◆ INPUT MATERIAL:
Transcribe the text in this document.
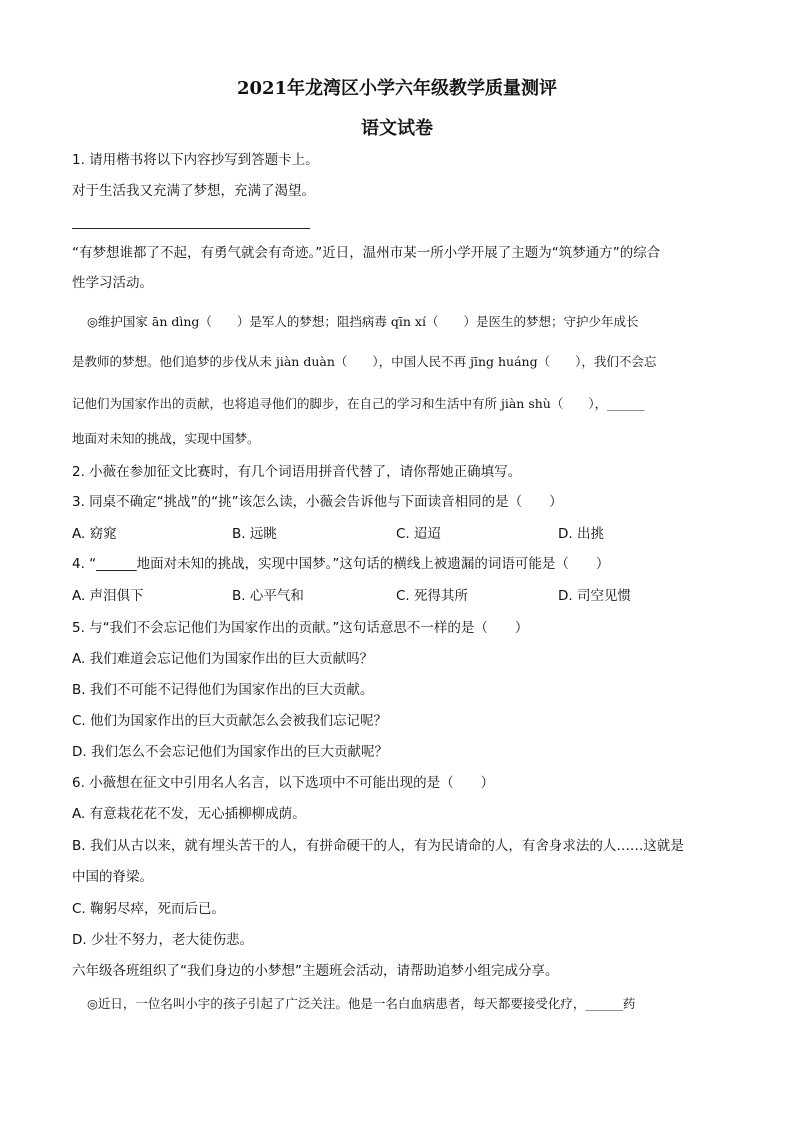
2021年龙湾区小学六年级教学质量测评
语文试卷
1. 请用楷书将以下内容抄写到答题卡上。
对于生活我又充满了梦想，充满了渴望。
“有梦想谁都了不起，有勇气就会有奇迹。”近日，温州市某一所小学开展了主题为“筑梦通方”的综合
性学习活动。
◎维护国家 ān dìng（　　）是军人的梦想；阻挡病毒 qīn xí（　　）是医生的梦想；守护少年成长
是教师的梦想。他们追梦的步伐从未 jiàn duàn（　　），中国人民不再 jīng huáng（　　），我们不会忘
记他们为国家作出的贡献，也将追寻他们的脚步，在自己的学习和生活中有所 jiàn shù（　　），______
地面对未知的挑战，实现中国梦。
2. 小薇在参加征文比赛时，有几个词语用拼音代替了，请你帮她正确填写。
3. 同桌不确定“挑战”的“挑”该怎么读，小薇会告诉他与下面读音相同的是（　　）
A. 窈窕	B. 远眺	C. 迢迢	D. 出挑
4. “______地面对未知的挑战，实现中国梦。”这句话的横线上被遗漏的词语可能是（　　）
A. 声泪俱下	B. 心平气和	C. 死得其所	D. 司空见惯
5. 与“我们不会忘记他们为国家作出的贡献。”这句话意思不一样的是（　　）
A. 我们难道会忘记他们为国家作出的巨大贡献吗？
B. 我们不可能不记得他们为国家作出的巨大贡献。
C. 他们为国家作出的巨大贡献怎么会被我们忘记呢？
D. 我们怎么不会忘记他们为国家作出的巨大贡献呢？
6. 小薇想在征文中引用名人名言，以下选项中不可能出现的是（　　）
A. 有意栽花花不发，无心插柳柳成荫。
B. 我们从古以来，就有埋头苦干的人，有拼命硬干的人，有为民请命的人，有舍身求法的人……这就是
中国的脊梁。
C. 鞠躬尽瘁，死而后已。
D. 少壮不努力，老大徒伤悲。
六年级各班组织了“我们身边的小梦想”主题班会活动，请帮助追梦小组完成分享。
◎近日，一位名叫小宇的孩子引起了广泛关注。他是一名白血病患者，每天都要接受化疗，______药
==
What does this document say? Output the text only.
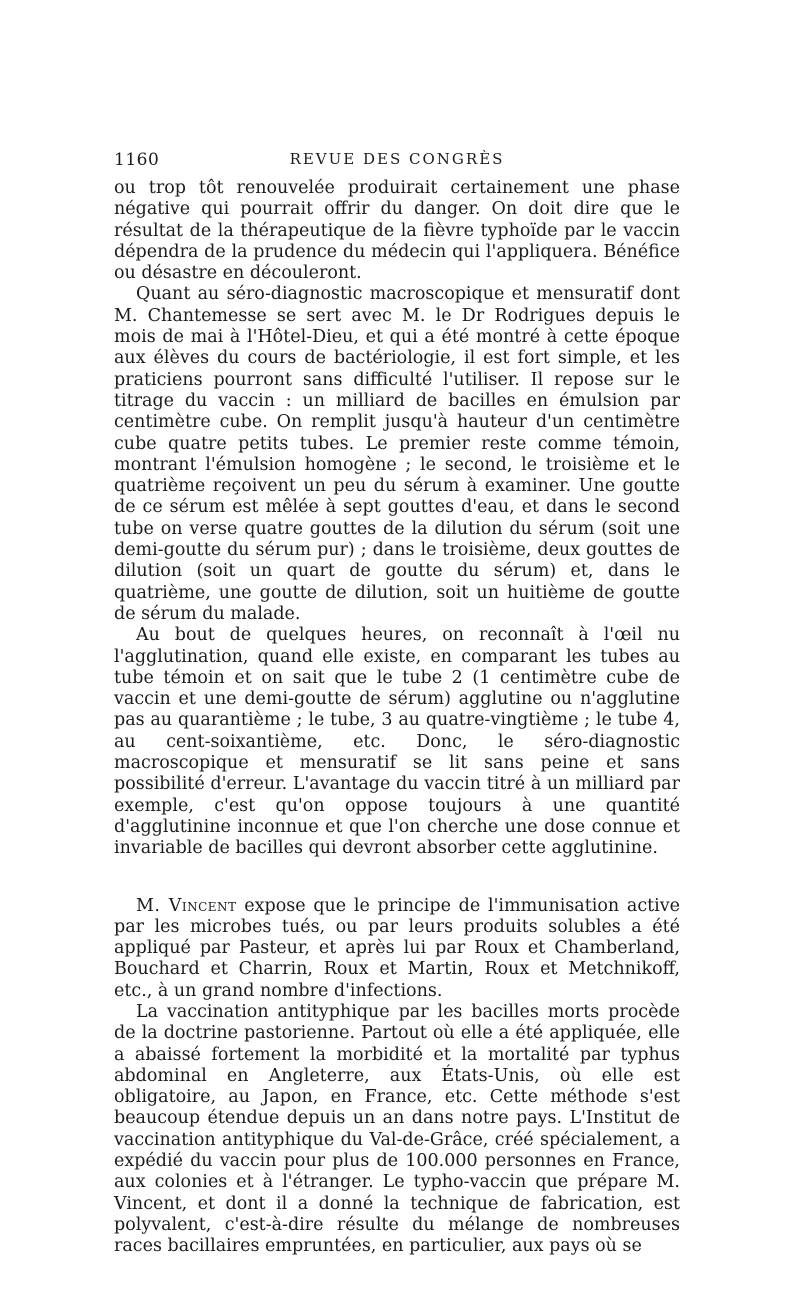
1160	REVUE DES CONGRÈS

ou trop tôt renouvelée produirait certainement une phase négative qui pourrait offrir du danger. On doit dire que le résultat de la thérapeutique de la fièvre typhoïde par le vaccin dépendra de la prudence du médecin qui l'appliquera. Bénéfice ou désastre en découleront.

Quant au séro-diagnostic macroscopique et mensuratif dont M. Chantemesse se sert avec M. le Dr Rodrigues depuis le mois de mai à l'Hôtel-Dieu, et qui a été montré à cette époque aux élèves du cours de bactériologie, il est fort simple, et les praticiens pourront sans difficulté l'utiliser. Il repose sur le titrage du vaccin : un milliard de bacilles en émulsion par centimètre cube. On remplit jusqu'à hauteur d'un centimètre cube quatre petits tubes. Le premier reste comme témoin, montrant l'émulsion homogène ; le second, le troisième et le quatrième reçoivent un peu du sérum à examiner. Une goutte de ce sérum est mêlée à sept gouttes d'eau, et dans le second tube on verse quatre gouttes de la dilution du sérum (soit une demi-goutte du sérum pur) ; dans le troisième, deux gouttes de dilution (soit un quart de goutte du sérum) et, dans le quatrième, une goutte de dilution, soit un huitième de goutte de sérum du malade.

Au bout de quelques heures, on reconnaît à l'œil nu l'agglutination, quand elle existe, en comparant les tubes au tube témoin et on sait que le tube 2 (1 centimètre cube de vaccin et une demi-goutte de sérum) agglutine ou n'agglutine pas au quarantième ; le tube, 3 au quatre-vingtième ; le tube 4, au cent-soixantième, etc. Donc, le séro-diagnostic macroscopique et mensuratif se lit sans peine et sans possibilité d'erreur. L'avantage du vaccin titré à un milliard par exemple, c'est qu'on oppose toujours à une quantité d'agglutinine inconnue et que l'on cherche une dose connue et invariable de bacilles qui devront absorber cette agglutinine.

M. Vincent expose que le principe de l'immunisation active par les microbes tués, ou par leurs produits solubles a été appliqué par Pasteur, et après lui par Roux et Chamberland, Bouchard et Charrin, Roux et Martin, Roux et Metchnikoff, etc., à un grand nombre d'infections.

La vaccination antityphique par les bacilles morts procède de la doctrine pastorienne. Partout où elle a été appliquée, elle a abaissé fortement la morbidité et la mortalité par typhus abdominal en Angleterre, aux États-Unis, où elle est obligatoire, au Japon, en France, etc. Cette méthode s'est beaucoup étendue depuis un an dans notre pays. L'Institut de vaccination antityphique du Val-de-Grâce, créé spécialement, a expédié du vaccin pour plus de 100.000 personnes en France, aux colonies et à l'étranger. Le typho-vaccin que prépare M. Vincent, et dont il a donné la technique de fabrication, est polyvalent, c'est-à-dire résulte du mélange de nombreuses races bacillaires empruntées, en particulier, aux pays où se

◆ DESCRIPTION OF THE TASK: In the records above, find each line holding "document" and copy it.

◆ RESPONSE BELOW:
Transcribe the text in this document.
What does this document say? Output the text only.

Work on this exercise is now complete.